━━━━━ SOURCE DATA

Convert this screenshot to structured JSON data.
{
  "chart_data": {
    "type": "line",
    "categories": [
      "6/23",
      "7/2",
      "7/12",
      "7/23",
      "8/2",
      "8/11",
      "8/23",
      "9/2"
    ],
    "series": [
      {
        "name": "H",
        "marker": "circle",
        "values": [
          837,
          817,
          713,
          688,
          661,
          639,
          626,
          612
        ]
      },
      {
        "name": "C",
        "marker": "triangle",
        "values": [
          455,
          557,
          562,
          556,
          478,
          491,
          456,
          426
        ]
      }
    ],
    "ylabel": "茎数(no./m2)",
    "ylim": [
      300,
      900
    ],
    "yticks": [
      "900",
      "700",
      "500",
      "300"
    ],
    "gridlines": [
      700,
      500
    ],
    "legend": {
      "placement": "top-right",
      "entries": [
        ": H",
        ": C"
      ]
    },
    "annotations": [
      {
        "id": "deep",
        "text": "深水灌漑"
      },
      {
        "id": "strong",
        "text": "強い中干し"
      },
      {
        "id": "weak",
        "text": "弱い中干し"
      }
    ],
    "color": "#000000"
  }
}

━━━━━━━━━━

(EXERCISE OBJECTIVE)
Exactly as shown, repeat every record.

(TASK SOLUTION)
Convert this screenshot to structured JSON data.
{
  "chart_data": {
    "type": "line",
    "categories": [
      "6/23",
      "7/2",
      "7/12",
      "7/23",
      "8/2",
      "8/11",
      "8/23",
      "9/2"
    ],
    "series": [
      {
        "name": "H",
        "marker": "circle",
        "values": [
          837,
          817,
          713,
          688,
          661,
          639,
          626,
          612
        ]
      },
      {
        "name": "C",
        "marker": "triangle",
        "values": [
          455,
          557,
          562,
          556,
          478,
          491,
          456,
          426
        ]
      }
    ],
    "ylabel": "茎数(no./m2)",
    "ylim": [
      300,
      900
    ],
    "yticks": [
      "900",
      "700",
      "500",
      "300"
    ],
    "gridlines": [
      700,
      500
    ],
    "legend": {
      "placement": "top-right",
      "entries": [
        ": H",
        ": C"
      ]
    },
    "annotations": [
      {
        "id": "deep",
        "text": "深水灌漑"
      },
      {
        "id": "strong",
        "text": "強い中干し"
      },
      {
        "id": "weak",
        "text": "弱い中干し"
      }
    ],
    "color": "#000000"
  }
}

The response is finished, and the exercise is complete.